### [PROBLEM TO WORK ON]
Using the records below, give the number of lines where the word "icon" appears, with no further output.

### [MATERIAL FOR THIS EXERCISE]
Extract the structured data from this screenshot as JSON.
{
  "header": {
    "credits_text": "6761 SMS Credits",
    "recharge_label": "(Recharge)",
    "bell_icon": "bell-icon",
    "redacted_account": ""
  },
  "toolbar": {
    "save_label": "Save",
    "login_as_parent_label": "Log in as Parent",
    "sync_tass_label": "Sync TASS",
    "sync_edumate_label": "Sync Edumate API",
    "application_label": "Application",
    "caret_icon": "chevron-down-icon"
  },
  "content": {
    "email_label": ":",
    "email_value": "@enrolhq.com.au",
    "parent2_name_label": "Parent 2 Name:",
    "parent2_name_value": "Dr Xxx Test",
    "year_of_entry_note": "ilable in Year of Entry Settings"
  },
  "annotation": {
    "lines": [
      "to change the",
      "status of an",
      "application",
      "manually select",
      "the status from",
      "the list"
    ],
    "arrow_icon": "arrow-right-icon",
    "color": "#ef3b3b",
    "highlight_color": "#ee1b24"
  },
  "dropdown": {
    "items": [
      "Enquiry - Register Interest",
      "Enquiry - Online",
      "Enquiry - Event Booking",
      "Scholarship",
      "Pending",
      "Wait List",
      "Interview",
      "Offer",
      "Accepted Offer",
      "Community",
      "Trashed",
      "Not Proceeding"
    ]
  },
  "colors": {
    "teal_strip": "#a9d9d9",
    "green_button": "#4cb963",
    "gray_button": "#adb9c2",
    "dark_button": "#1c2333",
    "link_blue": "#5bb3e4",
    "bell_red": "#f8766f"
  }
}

### [WRITTEN REPLY]
3